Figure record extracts
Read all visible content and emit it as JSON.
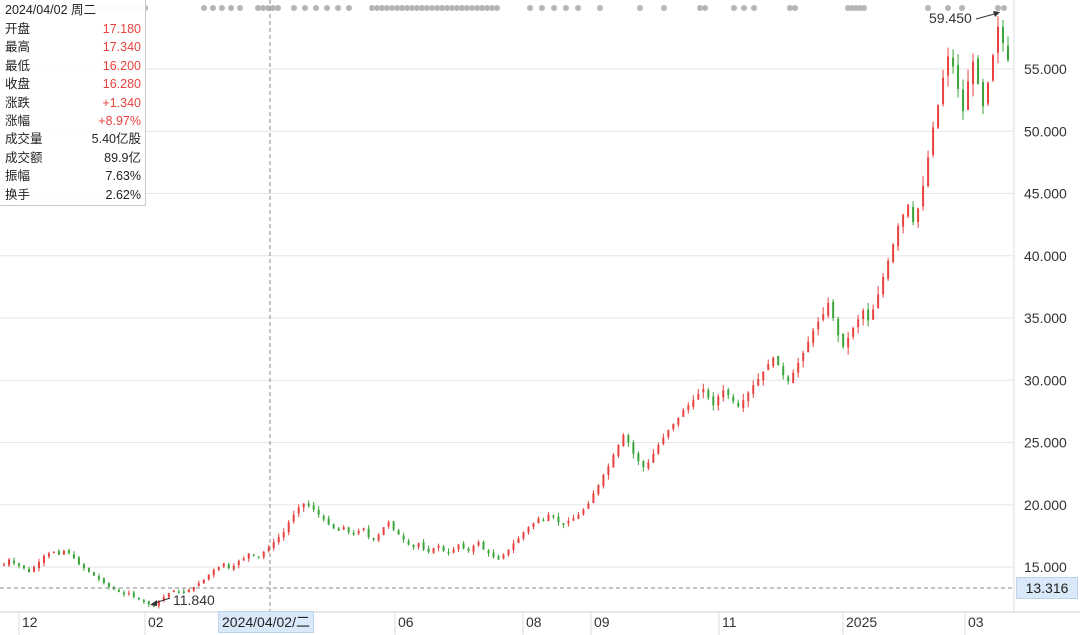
{
  "info": {
    "date": "2024/04/02 周二",
    "rows": [
      {
        "label": "开盘",
        "value": "17.180",
        "tone": "up"
      },
      {
        "label": "最高",
        "value": "17.340",
        "tone": "up"
      },
      {
        "label": "最低",
        "value": "16.200",
        "tone": "up"
      },
      {
        "label": "收盘",
        "value": "16.280",
        "tone": "up"
      },
      {
        "label": "涨跌",
        "value": "+1.340",
        "tone": "up"
      },
      {
        "label": "涨幅",
        "value": "+8.97%",
        "tone": "up"
      },
      {
        "label": "成交量",
        "value": "5.40亿股",
        "tone": "plain"
      },
      {
        "label": "成交额",
        "value": "89.9亿",
        "tone": "plain"
      },
      {
        "label": "振幅",
        "value": "7.63%",
        "tone": "plain"
      },
      {
        "label": "换手",
        "value": "2.62%",
        "tone": "plain"
      }
    ]
  },
  "crosshair": {
    "date_label": "2024/04/02/二",
    "price_label": "13.316",
    "price_value": 13.316
  },
  "chart_data": {
    "type": "candlestick",
    "title": "",
    "xlabel": "",
    "ylabel": "",
    "ylim": [
      13.3,
      59.5
    ],
    "grid": true,
    "y_ticks": [
      15,
      20,
      25,
      30,
      35,
      40,
      45,
      50,
      55
    ],
    "y_tick_labels": [
      "15.000",
      "20.000",
      "25.000",
      "30.000",
      "35.000",
      "40.000",
      "45.000",
      "50.000",
      "55.000"
    ],
    "x_labels": [
      {
        "label": "12",
        "month": "2023-12"
      },
      {
        "label": "02",
        "month": "2024-02"
      },
      {
        "label": "06",
        "month": "2024-06"
      },
      {
        "label": "08",
        "month": "2024-08"
      },
      {
        "label": "09",
        "month": "2024-09"
      },
      {
        "label": "11",
        "month": "2024-11"
      },
      {
        "label": "2025",
        "month": "2025-01"
      },
      {
        "label": "03",
        "month": "2025-03"
      }
    ],
    "annotations": [
      {
        "text": "11.840",
        "kind": "low",
        "value": 11.84
      },
      {
        "text": "59.450",
        "kind": "high",
        "value": 59.45
      }
    ],
    "up_color": "#e8423f",
    "down_color": "#3aa53a",
    "closes": [
      15.2,
      15.6,
      15.3,
      15.1,
      14.9,
      14.6,
      15.0,
      15.4,
      15.9,
      16.1,
      16.2,
      16.0,
      16.3,
      16.1,
      15.7,
      15.2,
      14.9,
      14.6,
      14.3,
      14.0,
      13.7,
      13.4,
      13.2,
      13.0,
      12.8,
      12.9,
      12.6,
      12.4,
      12.2,
      12.0,
      11.9,
      12.3,
      12.6,
      12.9,
      13.1,
      13.0,
      12.9,
      13.2,
      13.4,
      13.7,
      14.0,
      14.4,
      14.8,
      15.0,
      15.3,
      14.9,
      15.1,
      15.5,
      15.7,
      16.1,
      15.9,
      15.8,
      16.2,
      16.6,
      17.0,
      17.4,
      17.8,
      18.6,
      19.2,
      19.8,
      20.1,
      19.9,
      19.6,
      19.2,
      18.8,
      18.4,
      18.1,
      17.9,
      18.2,
      17.8,
      17.6,
      17.9,
      18.1,
      17.4,
      17.2,
      17.6,
      18.2,
      18.6,
      18.0,
      17.6,
      17.2,
      16.8,
      16.6,
      16.9,
      16.4,
      16.2,
      16.5,
      16.7,
      16.3,
      16.1,
      16.4,
      16.8,
      16.5,
      16.3,
      16.7,
      17.0,
      16.4,
      16.1,
      15.8,
      15.6,
      16.0,
      16.4,
      16.9,
      17.3,
      17.8,
      18.2,
      18.5,
      18.9,
      18.8,
      19.2,
      19.0,
      18.6,
      18.4,
      18.7,
      18.9,
      19.2,
      19.6,
      20.1,
      20.9,
      21.6,
      22.4,
      23.1,
      24.0,
      24.8,
      25.6,
      25.0,
      24.1,
      23.5,
      23.0,
      23.4,
      24.1,
      24.8,
      25.4,
      26.0,
      26.5,
      27.0,
      27.6,
      28.0,
      28.4,
      28.9,
      29.3,
      28.6,
      28.0,
      28.7,
      29.2,
      28.8,
      28.3,
      27.9,
      28.4,
      29.0,
      29.6,
      30.1,
      30.7,
      31.3,
      31.8,
      31.2,
      30.4,
      29.9,
      30.6,
      31.4,
      32.2,
      33.1,
      34.0,
      34.7,
      35.3,
      36.2,
      35.0,
      33.6,
      32.7,
      33.4,
      34.2,
      34.9,
      35.6,
      34.8,
      35.7,
      36.9,
      38.3,
      39.6,
      40.9,
      42.4,
      43.3,
      44.1,
      42.7,
      43.8,
      45.6,
      47.9,
      50.3,
      52.1,
      54.3,
      56.0,
      55.2,
      53.4,
      51.6,
      54.0,
      55.6,
      53.8,
      52.0,
      53.9,
      56.1,
      58.4,
      57.1,
      55.7
    ]
  }
}
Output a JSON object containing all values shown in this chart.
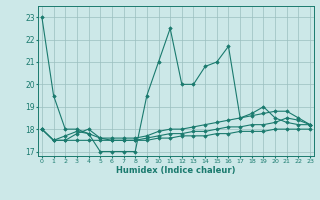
{
  "title": "",
  "xlabel": "Humidex (Indice chaleur)",
  "x_values": [
    0,
    1,
    2,
    3,
    4,
    5,
    6,
    7,
    8,
    9,
    10,
    11,
    12,
    13,
    14,
    15,
    16,
    17,
    18,
    19,
    20,
    21,
    22,
    23
  ],
  "line1": [
    23.0,
    19.5,
    18.0,
    18.0,
    17.8,
    17.0,
    17.0,
    17.0,
    17.0,
    19.5,
    21.0,
    22.5,
    20.0,
    20.0,
    20.8,
    21.0,
    21.7,
    18.5,
    18.7,
    19.0,
    18.5,
    18.3,
    18.2,
    18.2
  ],
  "line2": [
    18.0,
    17.5,
    17.7,
    17.9,
    17.8,
    17.6,
    17.6,
    17.6,
    17.6,
    17.7,
    17.9,
    18.0,
    18.0,
    18.1,
    18.2,
    18.3,
    18.4,
    18.5,
    18.6,
    18.7,
    18.8,
    18.8,
    18.5,
    18.2
  ],
  "line3": [
    18.0,
    17.5,
    17.5,
    17.5,
    17.5,
    17.5,
    17.5,
    17.5,
    17.5,
    17.5,
    17.6,
    17.6,
    17.7,
    17.7,
    17.7,
    17.8,
    17.8,
    17.9,
    17.9,
    17.9,
    18.0,
    18.0,
    18.0,
    18.0
  ],
  "line4": [
    18.0,
    17.5,
    17.5,
    17.8,
    18.0,
    17.6,
    17.5,
    17.5,
    17.5,
    17.6,
    17.7,
    17.8,
    17.8,
    17.9,
    17.9,
    18.0,
    18.1,
    18.1,
    18.2,
    18.2,
    18.3,
    18.5,
    18.4,
    18.2
  ],
  "color": "#1a7a6e",
  "bg_color": "#cce8e8",
  "grid_color": "#9bbfbf",
  "ylim": [
    16.8,
    23.5
  ],
  "yticks": [
    17,
    18,
    19,
    20,
    21,
    22,
    23
  ],
  "xlim": [
    -0.3,
    23.3
  ],
  "marker": "D",
  "markersize": 1.8,
  "linewidth": 0.8
}
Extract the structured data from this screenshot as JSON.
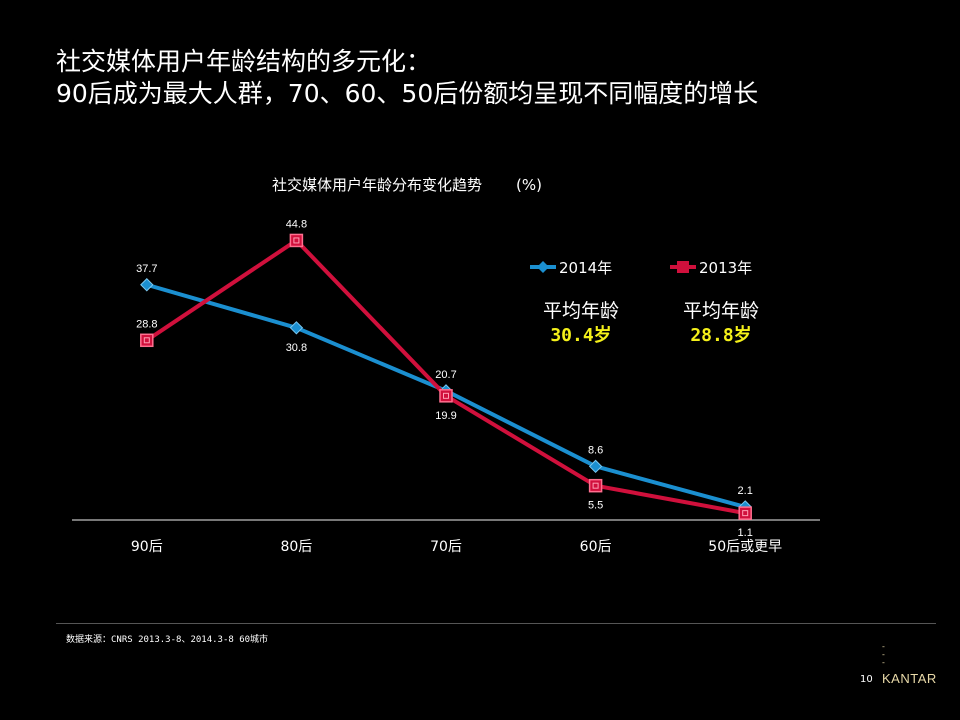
{
  "slide": {
    "headline_line1": "社交媒体用户年龄结构的多元化：",
    "headline_line2": "90后成为最大人群，70、60、50后份额均呈现不同幅度的增长",
    "source": "数据来源：CNRS 2013.3-8、2014.3-8  60城市",
    "page_number": "10",
    "brand": "KANTAR"
  },
  "averages": [
    {
      "label": "平均年龄",
      "value": "30.4岁"
    },
    {
      "label": "平均年龄",
      "value": "28.8岁"
    }
  ],
  "colors": {
    "series_2014": "#1b8fd0",
    "series_2013": "#d0103c",
    "average_value": "#f4f01a",
    "axis": "#bfbfbf"
  },
  "chart_data": {
    "type": "line",
    "title": "社交媒体用户年龄分布变化趋势",
    "unit": "(%)",
    "categories": [
      "90后",
      "80后",
      "70后",
      "60后",
      "50后或更早"
    ],
    "series": [
      {
        "name": "2014年",
        "values": [
          37.7,
          30.8,
          20.7,
          8.6,
          2.1
        ],
        "marker": "diamond"
      },
      {
        "name": "2013年",
        "values": [
          28.8,
          44.8,
          19.9,
          5.5,
          1.1
        ],
        "marker": "square"
      }
    ],
    "ylim": [
      0,
      50
    ],
    "grid": false,
    "legend": "top-right",
    "data_labels": true
  }
}
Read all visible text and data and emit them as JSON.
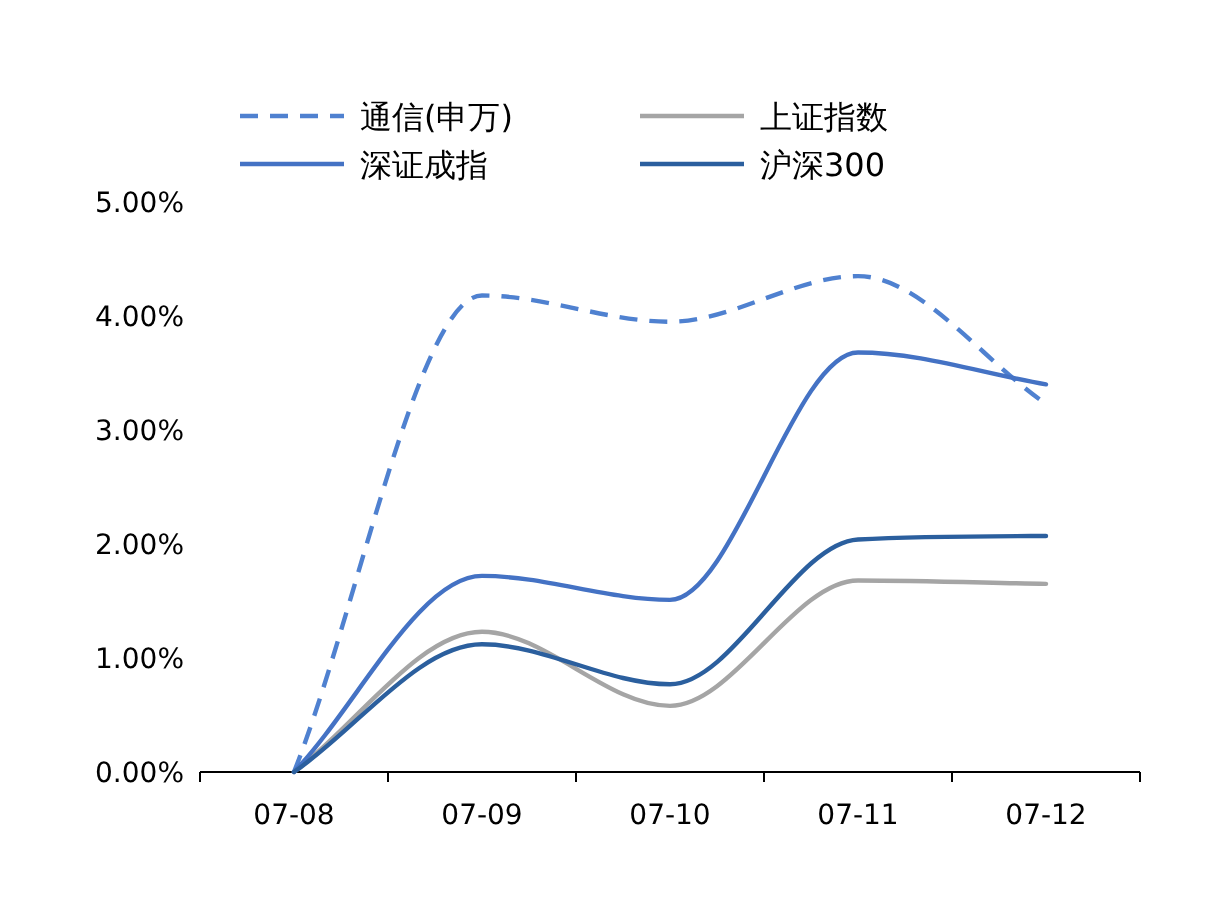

▶ _WORK TO COMPLETE_: Lines in the records that hold the word "text" are to be counted; give only the total.

▶ _CORRECT RESULT_: 3